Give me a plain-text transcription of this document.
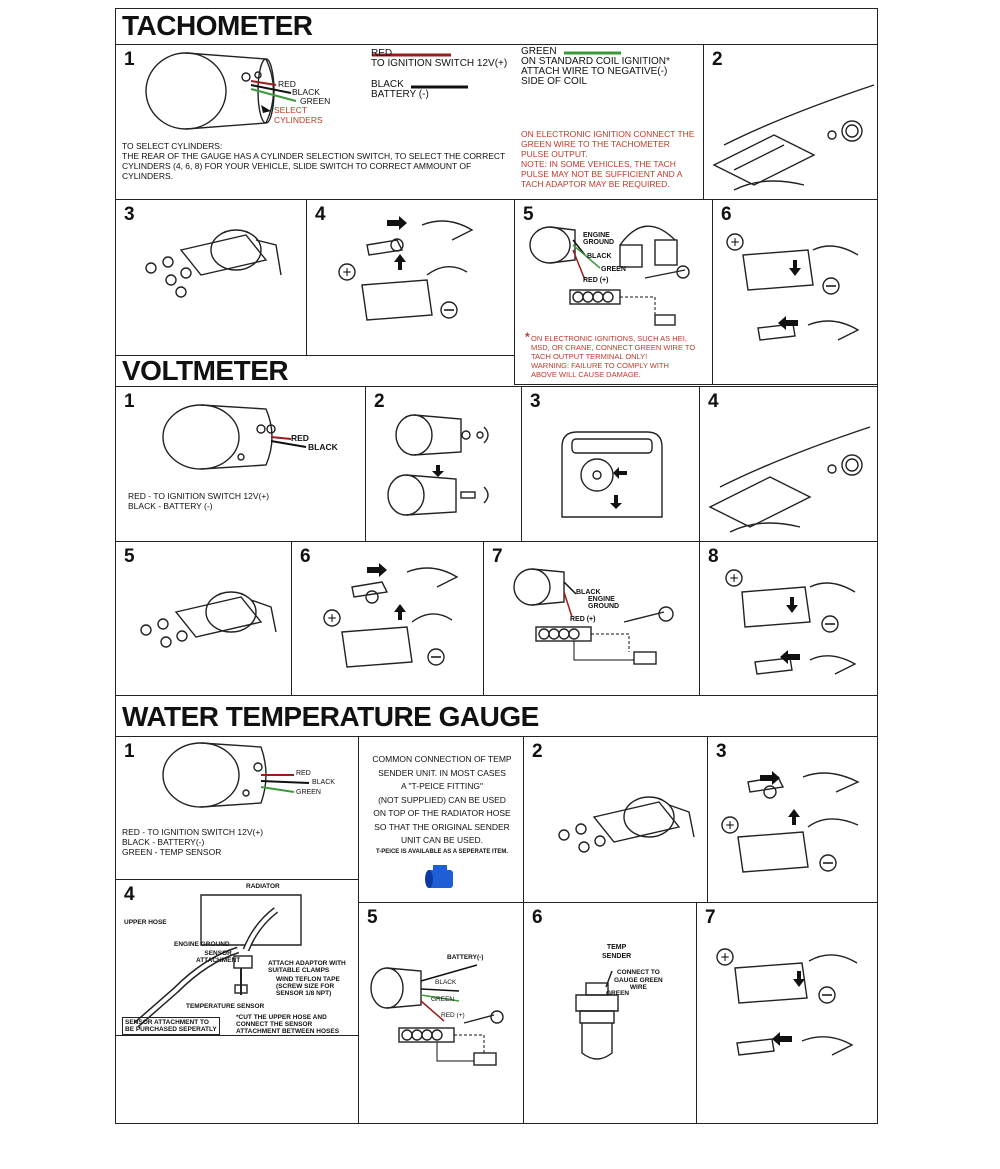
TACHOMETER
1
RED
BLACK
GREEN
SELECT
CYLINDERS
RED
TO IGNITION SWITCH 12V(+)
BLACK
BATTERY (-)
GREEN
ON STANDARD COIL IGNITION*
ATTACH WIRE TO NEGATIVE(-)
SIDE OF COIL
TO SELECT CYLINDERS:
THE REAR OF THE GAUGE HAS A CYLINDER SELECTION SWITCH, TO SELECT THE CORRECT
CYLINDERS (4, 6, 8) FOR YOUR VEHICLE, SLIDE SWITCH TO CORRECT AMMOUNT OF
CYLINDERS.
ON ELECTRONIC IGNITION CONNECT THE
GREEN WIRE TO THE TACHOMETER
PULSE OUTPUT.
NOTE: IN SOME VEHICLES, THE TACH
PULSE MAY NOT BE SUFFICIENT AND A
TACH ADAPTOR MAY BE REQUIRED.
2
3	4
+
5
ENGINE
GROUND
BLACK
GREEN
RED (+)
ON ELECTRONIC IGNITIONS, SUCH AS HEI,
MSD, OR CRANE, CONNECT GREEN WIRE TO
TACH OUTPUT TERMINAL ONLY!
WARNING: FAILURE TO COMPLY WITH
ABOVE WILL CAUSE DAMAGE.
*
6
+
VOLTMETER
1
RED
BLACK
RED - TO IGNITION SWITCH 12V(+)
BLACK - BATTERY (-)
2	3	4
5	6
+
7
BLACK
ENGINE
GROUND
RED (+)
8
+
WATER TEMPERATURE GAUGE
1
RED
BLACK
GREEN
RED - TO IGNITION SWITCH 12V(+)
BLACK - BATTERY(-)
GREEN - TEMP SENSOR
COMMON CONNECTION OF TEMP
SENDER UNIT. IN MOST CASES
A "T-PEICE FITTING"
(NOT SUPPLIED) CAN BE USED
ON TOP OF THE RADIATOR HOSE
SO THAT THE ORIGINAL SENDER
UNIT CAN BE USED.
T-PEICE IS AVAILABLE AS A SEPERATE ITEM.
2	3
+
4	RADIATOR
UPPER HOSE
ENGINE GROUND
SENSOR
ATTACHMENT	ATTACH ADAPTOR WITH
SUITABLE CLAMPS
WIND TEFLON TAPE
(SCREW SIZE FOR
SENSOR 1/8 NPT)
TEMPERATURE SENSOR
SENSOR ATTACHMENT TO
BE PURCHASED SEPERATLY
*CUT THE UPPER HOSE AND
CONNECT THE SENSOR
ATTACHMENT BETWEEN HOSES
5
BATTERY(-)
BLACK
GREEN
RED (+)
6
TEMP
SENDER
CONNECT TO
GAUGE GREEN
WIRE
GREEN
7
+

****************************************

Check each line of these records for the string "USED" and state only how many lines have it.

> **Written reply**
2